Australian General Practice, Medicare and Ultrasound Machines

Australian General Practice, Medicare and Ultrasound Machines

This guide was written in response to several requests for information on the Australian general practice craft group GP’s Down Under. There seems to be good interest in how GP’s could start to get interested in ultrasound, discussion around choosing a machine and whether or not there are Medicare rebates for any ultrasound imaging.

Unfortunately as well as enthusiasm, there has also been significant misinformation with myths such as:
– only rural GP’s can access Medicare rebates for ultrasound
– Rural GP’s can only access Medicare rebates if they are 100km away from a radiology clinic
– No GP’s can access Medicare rebates
– GP’s can access Medicare rebates but they have to have completed the DDU (Diploma of Diagnostic Ultrasound provided by ASUM (Australian Society for Ultrasound in Medicine) or the CCPU (Certificate in Clinician Performed Ultrasound)
– Ultrasound does not add anything to GP consulting

Myth busting:
-GP’s both rural and urban can be registered so that their pt can access a MBS rebate for ultrasound scanning in your rooms
– There is no distance requirement
– You do not need a particular DDU, CCPU or other specified training, although training is an excellent idea
– An ultrasound machine can add income to your practice and extend your practice which expands you experience, challenge and satisfaction

So as at March 2018 in Australia, what is possible, what is safe and acceptable and what makes good business sense?

Point of Care Ultrasound (POCUS) has been exploding in hospital and pre-hospital care with increased use in the emergency department, theatre, ICU and paramedic and pre-hospital care. This is due to dropping cost and complexity of machines, desire to avoid ionising radiation and the benefits of being there with the patient when scanning and then having this information guide your care. “Does this hurt when I press the probe over this gall bladder?” POCUS is also introducing non-traditional uses of ultrasound to medical care that are never done by sonographers and radiologists. A sonographer will never ultrasound a lung but this is now my main use of the machine which can help discern CCF from COPD from pneumonia. A sonographer will never assess the optic nerve diameter as a proxy for rising intra-cranial pressure or scan the eyeball looking for the “washing machine” appearance of retinal detachment. POCUS is different from a formal ultrasound – often just one question is answered to allow action (which may include referral for a formal ultrasound).

Page segmentation data
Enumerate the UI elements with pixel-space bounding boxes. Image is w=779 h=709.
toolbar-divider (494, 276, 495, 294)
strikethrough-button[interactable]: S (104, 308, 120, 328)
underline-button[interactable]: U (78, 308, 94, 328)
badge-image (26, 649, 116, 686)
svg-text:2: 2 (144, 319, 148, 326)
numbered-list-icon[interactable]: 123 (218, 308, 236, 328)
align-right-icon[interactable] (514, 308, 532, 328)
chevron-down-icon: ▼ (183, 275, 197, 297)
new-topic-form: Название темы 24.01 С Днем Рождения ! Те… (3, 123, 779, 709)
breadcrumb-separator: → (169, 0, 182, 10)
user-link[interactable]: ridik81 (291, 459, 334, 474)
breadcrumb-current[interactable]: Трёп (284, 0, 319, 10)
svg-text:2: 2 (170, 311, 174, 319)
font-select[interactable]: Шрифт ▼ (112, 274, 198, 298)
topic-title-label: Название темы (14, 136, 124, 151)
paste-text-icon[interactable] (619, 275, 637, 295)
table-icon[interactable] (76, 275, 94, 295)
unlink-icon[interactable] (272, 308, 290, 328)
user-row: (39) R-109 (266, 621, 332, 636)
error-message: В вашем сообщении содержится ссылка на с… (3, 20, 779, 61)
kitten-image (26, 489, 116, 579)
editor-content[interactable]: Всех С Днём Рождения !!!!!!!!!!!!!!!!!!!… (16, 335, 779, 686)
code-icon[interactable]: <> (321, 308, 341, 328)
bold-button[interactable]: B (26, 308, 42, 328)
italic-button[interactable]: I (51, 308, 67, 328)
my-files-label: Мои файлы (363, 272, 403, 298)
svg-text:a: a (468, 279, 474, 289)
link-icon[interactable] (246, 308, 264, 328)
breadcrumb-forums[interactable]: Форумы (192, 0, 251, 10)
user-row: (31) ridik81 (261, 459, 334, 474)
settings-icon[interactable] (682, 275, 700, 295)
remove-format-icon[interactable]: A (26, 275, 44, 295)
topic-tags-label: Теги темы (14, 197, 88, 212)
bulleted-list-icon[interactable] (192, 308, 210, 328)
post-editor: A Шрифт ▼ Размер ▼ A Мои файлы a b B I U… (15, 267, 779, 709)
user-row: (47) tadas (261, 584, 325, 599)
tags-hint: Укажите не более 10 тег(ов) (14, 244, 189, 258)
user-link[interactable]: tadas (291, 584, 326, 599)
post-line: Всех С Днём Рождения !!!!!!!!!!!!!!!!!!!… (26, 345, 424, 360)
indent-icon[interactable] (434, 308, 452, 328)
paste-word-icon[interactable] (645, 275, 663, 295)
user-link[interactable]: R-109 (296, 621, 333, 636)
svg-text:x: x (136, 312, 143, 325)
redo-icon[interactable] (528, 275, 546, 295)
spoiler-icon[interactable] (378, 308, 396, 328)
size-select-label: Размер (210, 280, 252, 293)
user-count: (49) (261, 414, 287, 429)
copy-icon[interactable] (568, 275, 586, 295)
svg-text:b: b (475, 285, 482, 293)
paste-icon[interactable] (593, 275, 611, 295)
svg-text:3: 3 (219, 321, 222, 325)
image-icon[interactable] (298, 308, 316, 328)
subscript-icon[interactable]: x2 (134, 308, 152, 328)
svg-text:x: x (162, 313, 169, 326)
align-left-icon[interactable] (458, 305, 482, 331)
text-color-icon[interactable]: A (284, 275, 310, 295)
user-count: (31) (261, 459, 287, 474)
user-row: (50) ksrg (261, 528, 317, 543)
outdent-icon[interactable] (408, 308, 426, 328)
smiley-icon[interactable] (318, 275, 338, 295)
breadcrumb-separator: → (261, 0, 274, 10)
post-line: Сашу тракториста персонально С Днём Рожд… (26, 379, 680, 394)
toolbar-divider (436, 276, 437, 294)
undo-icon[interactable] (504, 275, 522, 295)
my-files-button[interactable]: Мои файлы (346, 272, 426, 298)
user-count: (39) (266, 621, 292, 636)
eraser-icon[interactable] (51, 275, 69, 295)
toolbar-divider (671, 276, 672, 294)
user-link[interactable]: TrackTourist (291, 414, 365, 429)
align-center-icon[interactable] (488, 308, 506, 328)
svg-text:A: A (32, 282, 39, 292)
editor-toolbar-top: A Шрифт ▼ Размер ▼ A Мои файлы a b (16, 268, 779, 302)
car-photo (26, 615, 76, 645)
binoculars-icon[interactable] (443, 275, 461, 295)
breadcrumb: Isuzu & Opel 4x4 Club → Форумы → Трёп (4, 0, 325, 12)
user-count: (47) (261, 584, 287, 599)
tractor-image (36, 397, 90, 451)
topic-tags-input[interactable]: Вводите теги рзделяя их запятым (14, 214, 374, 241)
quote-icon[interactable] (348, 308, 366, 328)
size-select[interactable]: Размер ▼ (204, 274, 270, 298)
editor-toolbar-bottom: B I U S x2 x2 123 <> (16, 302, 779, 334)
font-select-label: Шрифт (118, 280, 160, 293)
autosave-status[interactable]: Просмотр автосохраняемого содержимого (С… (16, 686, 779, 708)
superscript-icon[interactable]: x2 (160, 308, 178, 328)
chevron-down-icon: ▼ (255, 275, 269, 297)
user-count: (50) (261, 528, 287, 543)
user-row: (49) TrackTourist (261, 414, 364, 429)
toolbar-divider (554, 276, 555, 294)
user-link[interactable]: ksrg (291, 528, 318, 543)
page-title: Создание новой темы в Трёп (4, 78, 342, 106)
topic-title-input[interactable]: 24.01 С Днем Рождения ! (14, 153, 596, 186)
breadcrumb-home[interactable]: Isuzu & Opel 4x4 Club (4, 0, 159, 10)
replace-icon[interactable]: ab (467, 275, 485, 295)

#### EXPLORE THE MATERIAL:
1. List each myth that the guide on ultrasound machines in Australian general practice names.
2. Write a continuation of the guide on ultrasound machines in Australian general practice, starting after its final sentence.

#### OUTPUTS FOR THE TASKS:
1.
- Only rural GP’s can access Medicare rebates for ultrasound.
- Rural GP’s can only access Medicare rebates if they are 100km away from a radiology clinic.
- No GP’s can access Medicare rebates.
- GP’s can access Medicare rebates but they have to have completed the DDU (Diploma of Diagnostic Ultrasound provided by ASUM) or the CCPU (Certificate in Clinician Performed Ultrasound).
- Ultrasound does not add anything to GP consulting.

2.
apologies to the creator – taken from twitter, please let me know attribution

Primary care/General Practice will join these ranks for POCUS uptake again as machines get easier and lower cost. It behoves us to get on board this push as medical students are having POCUS integrated into medical school (Monash university students in Melbourne Australia are doing this) and we risk being left behind. There is also a significant benefit with extending your practice and remaining interested in medicine and demonstrating your innovation to the patient. I love this slide from a conference, taken from Twitter about surviving disruption in medicine:

Accessing MBS items for ultrasound
The MBS has a number of items that are called the non-referred ultrasound items. A referred item is what a mainstream radiology provider would use if you referred a pt to them – such as item 55036, ultrasound of the abdomen, paying $111 in March 2018 or item 55700 pregnancy less that 12weeks, paying $60 in March 2018.

However the item numbers that GP POCUS users are interested are the non-referred items. These are items like 55037 – Abdomen when non-referred, paying $37.85 in March 2018 or 55703 pregnancy less than 12weeks when non-referred , paying $35 in March 2018.

MBS ultrasound items for general practice
non-exhaustive examples of non-referred items, the BB incentive 64991 is for rural/remote. If you are urban, use 64990


Access to non-referred items is not automatic!
These non-referred MBS items are billed separately to your usual Medicare provider number. What is required is a location specific Provider Number (LPSPN) that is tied to the machine at a specific location and not a doctor. The first part of this application is very easy – the paperwork completion of the LSPN application with Medicare. In due course they will send a location specific provider number to you. A catch is that you need to confirm that you desire to update this every year although all that is required for renewal of the LSPN is an email, you don’t need to complete the forms again.

LSPN medicare ultrasound non-referred
complete the form!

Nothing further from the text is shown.